Goal of the exercise>
Search the material below for the string "expressway" and extract each line that has it.

Data for this exercise>
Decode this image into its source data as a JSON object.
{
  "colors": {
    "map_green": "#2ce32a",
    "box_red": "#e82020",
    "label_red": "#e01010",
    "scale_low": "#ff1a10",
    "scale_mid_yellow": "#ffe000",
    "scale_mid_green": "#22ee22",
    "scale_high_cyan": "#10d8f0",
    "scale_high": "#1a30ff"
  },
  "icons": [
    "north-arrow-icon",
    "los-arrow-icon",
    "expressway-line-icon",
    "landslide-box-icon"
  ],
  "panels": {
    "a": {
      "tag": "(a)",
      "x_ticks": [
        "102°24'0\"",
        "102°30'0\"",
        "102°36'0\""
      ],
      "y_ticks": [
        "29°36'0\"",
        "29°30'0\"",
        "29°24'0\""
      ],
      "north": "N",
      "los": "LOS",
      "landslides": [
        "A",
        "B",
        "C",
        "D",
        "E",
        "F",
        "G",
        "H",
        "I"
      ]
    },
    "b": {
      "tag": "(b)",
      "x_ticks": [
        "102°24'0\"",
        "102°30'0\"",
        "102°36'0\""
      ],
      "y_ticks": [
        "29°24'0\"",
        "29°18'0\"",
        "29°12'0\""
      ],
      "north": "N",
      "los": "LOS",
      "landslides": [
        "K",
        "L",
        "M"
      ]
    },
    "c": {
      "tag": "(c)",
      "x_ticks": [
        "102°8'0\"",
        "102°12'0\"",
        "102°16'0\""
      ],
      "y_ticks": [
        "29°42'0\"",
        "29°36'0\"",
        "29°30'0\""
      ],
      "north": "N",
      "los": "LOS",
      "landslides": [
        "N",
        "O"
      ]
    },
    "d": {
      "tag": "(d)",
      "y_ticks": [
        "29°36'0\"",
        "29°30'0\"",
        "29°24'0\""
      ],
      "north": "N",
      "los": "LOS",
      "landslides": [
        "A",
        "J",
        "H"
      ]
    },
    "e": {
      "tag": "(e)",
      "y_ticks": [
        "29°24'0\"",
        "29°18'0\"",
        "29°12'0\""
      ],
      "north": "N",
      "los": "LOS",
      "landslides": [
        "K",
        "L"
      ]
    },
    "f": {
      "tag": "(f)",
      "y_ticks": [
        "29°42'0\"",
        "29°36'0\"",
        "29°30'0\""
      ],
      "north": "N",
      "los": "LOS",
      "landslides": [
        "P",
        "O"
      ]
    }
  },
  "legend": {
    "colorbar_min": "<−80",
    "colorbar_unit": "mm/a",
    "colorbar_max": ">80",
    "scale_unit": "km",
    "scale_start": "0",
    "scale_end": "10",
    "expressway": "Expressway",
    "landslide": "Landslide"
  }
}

Result of this task>
    "expressway-line-icon",
    "expressway": "Expressway",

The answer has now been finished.